» **GIVEN TASK**:
Transcribe the records below exactly as they appear, omitting any pictures.

* BEGIN *

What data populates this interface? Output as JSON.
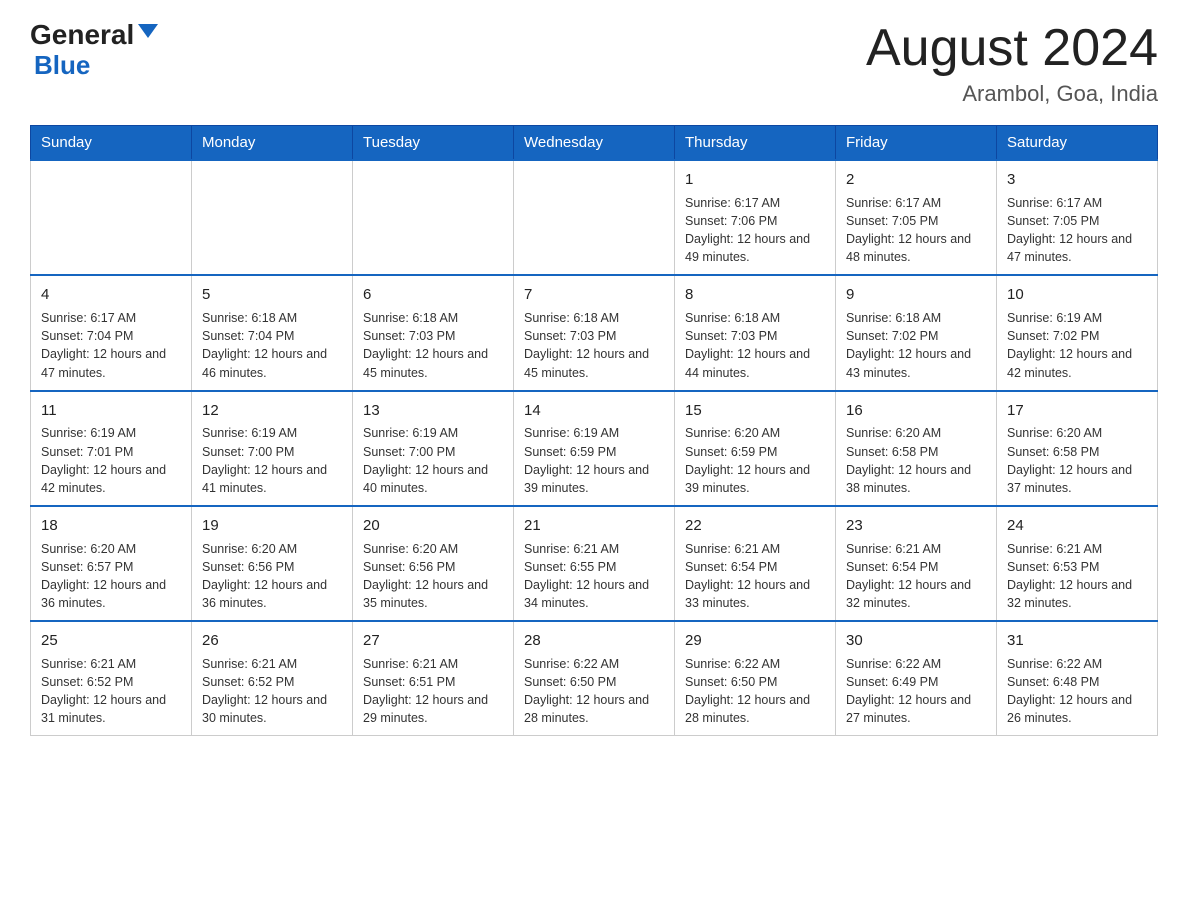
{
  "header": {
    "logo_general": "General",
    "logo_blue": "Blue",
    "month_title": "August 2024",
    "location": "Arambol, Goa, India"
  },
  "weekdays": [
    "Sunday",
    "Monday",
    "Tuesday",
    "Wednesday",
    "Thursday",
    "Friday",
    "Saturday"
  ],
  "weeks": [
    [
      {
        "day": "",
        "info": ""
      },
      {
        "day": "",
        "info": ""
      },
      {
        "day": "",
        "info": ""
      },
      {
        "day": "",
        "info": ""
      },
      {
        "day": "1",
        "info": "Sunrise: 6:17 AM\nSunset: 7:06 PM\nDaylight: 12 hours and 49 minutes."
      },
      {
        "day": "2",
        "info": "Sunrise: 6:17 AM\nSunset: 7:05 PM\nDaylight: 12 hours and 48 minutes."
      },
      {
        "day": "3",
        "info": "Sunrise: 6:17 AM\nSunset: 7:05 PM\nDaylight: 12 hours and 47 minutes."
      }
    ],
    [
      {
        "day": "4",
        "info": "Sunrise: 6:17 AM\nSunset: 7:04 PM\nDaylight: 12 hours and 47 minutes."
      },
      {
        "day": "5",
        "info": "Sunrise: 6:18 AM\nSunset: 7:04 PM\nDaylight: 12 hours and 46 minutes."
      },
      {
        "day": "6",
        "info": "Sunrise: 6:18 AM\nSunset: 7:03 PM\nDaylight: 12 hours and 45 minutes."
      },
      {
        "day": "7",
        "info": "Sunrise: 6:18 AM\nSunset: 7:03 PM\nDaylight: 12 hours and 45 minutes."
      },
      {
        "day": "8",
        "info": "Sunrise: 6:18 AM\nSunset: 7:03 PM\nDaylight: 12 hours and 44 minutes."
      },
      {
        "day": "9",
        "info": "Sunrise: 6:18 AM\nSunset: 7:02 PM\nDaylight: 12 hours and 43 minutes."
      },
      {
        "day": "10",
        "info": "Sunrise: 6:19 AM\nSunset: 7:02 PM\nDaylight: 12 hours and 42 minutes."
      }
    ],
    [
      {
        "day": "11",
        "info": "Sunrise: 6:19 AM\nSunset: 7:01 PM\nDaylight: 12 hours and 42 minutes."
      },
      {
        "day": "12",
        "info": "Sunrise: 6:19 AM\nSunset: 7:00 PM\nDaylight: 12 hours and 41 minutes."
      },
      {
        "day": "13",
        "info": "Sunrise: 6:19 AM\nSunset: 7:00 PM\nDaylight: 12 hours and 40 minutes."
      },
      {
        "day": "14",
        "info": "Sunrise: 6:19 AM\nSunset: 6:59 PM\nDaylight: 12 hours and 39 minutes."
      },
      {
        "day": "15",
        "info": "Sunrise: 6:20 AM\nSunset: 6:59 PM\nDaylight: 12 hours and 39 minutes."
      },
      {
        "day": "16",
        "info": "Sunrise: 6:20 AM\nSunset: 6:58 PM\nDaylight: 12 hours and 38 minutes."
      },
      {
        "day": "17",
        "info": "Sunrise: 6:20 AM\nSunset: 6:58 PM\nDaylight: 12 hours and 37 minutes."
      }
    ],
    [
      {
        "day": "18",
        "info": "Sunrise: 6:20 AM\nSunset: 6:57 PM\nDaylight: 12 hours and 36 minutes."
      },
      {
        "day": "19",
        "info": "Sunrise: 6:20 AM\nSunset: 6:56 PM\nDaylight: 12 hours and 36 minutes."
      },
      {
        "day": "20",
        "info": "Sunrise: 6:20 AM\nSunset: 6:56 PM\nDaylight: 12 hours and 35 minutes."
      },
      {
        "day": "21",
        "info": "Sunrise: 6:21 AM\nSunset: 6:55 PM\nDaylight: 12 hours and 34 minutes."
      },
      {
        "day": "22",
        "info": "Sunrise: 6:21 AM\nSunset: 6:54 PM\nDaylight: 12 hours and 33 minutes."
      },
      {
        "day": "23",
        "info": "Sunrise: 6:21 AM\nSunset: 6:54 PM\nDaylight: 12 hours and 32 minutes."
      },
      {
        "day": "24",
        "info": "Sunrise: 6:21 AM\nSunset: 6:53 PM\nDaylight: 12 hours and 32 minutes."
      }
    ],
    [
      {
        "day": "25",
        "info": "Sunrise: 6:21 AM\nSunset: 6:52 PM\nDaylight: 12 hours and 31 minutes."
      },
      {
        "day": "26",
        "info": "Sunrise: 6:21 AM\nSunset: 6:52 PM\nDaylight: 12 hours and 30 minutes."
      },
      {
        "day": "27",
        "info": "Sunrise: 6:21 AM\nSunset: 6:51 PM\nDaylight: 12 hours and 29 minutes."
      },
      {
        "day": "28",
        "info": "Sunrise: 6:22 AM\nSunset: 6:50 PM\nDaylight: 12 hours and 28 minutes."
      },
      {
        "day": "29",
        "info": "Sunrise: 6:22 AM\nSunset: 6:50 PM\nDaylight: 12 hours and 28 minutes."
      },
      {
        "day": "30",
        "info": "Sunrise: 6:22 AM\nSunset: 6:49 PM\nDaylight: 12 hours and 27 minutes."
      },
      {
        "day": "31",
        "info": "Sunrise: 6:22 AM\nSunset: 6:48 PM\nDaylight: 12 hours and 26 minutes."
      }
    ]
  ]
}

* END *

» **SOLVED EXERCISE**:
What data populates this interface? Output as JSON.
{
  "header": {
    "logo_general": "General",
    "logo_blue": "Blue",
    "month_title": "August 2024",
    "location": "Arambol, Goa, India"
  },
  "weekdays": [
    "Sunday",
    "Monday",
    "Tuesday",
    "Wednesday",
    "Thursday",
    "Friday",
    "Saturday"
  ],
  "weeks": [
    [
      {
        "day": "",
        "info": ""
      },
      {
        "day": "",
        "info": ""
      },
      {
        "day": "",
        "info": ""
      },
      {
        "day": "",
        "info": ""
      },
      {
        "day": "1",
        "info": "Sunrise: 6:17 AM\nSunset: 7:06 PM\nDaylight: 12 hours and 49 minutes."
      },
      {
        "day": "2",
        "info": "Sunrise: 6:17 AM\nSunset: 7:05 PM\nDaylight: 12 hours and 48 minutes."
      },
      {
        "day": "3",
        "info": "Sunrise: 6:17 AM\nSunset: 7:05 PM\nDaylight: 12 hours and 47 minutes."
      }
    ],
    [
      {
        "day": "4",
        "info": "Sunrise: 6:17 AM\nSunset: 7:04 PM\nDaylight: 12 hours and 47 minutes."
      },
      {
        "day": "5",
        "info": "Sunrise: 6:18 AM\nSunset: 7:04 PM\nDaylight: 12 hours and 46 minutes."
      },
      {
        "day": "6",
        "info": "Sunrise: 6:18 AM\nSunset: 7:03 PM\nDaylight: 12 hours and 45 minutes."
      },
      {
        "day": "7",
        "info": "Sunrise: 6:18 AM\nSunset: 7:03 PM\nDaylight: 12 hours and 45 minutes."
      },
      {
        "day": "8",
        "info": "Sunrise: 6:18 AM\nSunset: 7:03 PM\nDaylight: 12 hours and 44 minutes."
      },
      {
        "day": "9",
        "info": "Sunrise: 6:18 AM\nSunset: 7:02 PM\nDaylight: 12 hours and 43 minutes."
      },
      {
        "day": "10",
        "info": "Sunrise: 6:19 AM\nSunset: 7:02 PM\nDaylight: 12 hours and 42 minutes."
      }
    ],
    [
      {
        "day": "11",
        "info": "Sunrise: 6:19 AM\nSunset: 7:01 PM\nDaylight: 12 hours and 42 minutes."
      },
      {
        "day": "12",
        "info": "Sunrise: 6:19 AM\nSunset: 7:00 PM\nDaylight: 12 hours and 41 minutes."
      },
      {
        "day": "13",
        "info": "Sunrise: 6:19 AM\nSunset: 7:00 PM\nDaylight: 12 hours and 40 minutes."
      },
      {
        "day": "14",
        "info": "Sunrise: 6:19 AM\nSunset: 6:59 PM\nDaylight: 12 hours and 39 minutes."
      },
      {
        "day": "15",
        "info": "Sunrise: 6:20 AM\nSunset: 6:59 PM\nDaylight: 12 hours and 39 minutes."
      },
      {
        "day": "16",
        "info": "Sunrise: 6:20 AM\nSunset: 6:58 PM\nDaylight: 12 hours and 38 minutes."
      },
      {
        "day": "17",
        "info": "Sunrise: 6:20 AM\nSunset: 6:58 PM\nDaylight: 12 hours and 37 minutes."
      }
    ],
    [
      {
        "day": "18",
        "info": "Sunrise: 6:20 AM\nSunset: 6:57 PM\nDaylight: 12 hours and 36 minutes."
      },
      {
        "day": "19",
        "info": "Sunrise: 6:20 AM\nSunset: 6:56 PM\nDaylight: 12 hours and 36 minutes."
      },
      {
        "day": "20",
        "info": "Sunrise: 6:20 AM\nSunset: 6:56 PM\nDaylight: 12 hours and 35 minutes."
      },
      {
        "day": "21",
        "info": "Sunrise: 6:21 AM\nSunset: 6:55 PM\nDaylight: 12 hours and 34 minutes."
      },
      {
        "day": "22",
        "info": "Sunrise: 6:21 AM\nSunset: 6:54 PM\nDaylight: 12 hours and 33 minutes."
      },
      {
        "day": "23",
        "info": "Sunrise: 6:21 AM\nSunset: 6:54 PM\nDaylight: 12 hours and 32 minutes."
      },
      {
        "day": "24",
        "info": "Sunrise: 6:21 AM\nSunset: 6:53 PM\nDaylight: 12 hours and 32 minutes."
      }
    ],
    [
      {
        "day": "25",
        "info": "Sunrise: 6:21 AM\nSunset: 6:52 PM\nDaylight: 12 hours and 31 minutes."
      },
      {
        "day": "26",
        "info": "Sunrise: 6:21 AM\nSunset: 6:52 PM\nDaylight: 12 hours and 30 minutes."
      },
      {
        "day": "27",
        "info": "Sunrise: 6:21 AM\nSunset: 6:51 PM\nDaylight: 12 hours and 29 minutes."
      },
      {
        "day": "28",
        "info": "Sunrise: 6:22 AM\nSunset: 6:50 PM\nDaylight: 12 hours and 28 minutes."
      },
      {
        "day": "29",
        "info": "Sunrise: 6:22 AM\nSunset: 6:50 PM\nDaylight: 12 hours and 28 minutes."
      },
      {
        "day": "30",
        "info": "Sunrise: 6:22 AM\nSunset: 6:49 PM\nDaylight: 12 hours and 27 minutes."
      },
      {
        "day": "31",
        "info": "Sunrise: 6:22 AM\nSunset: 6:48 PM\nDaylight: 12 hours and 26 minutes."
      }
    ]
  ]
}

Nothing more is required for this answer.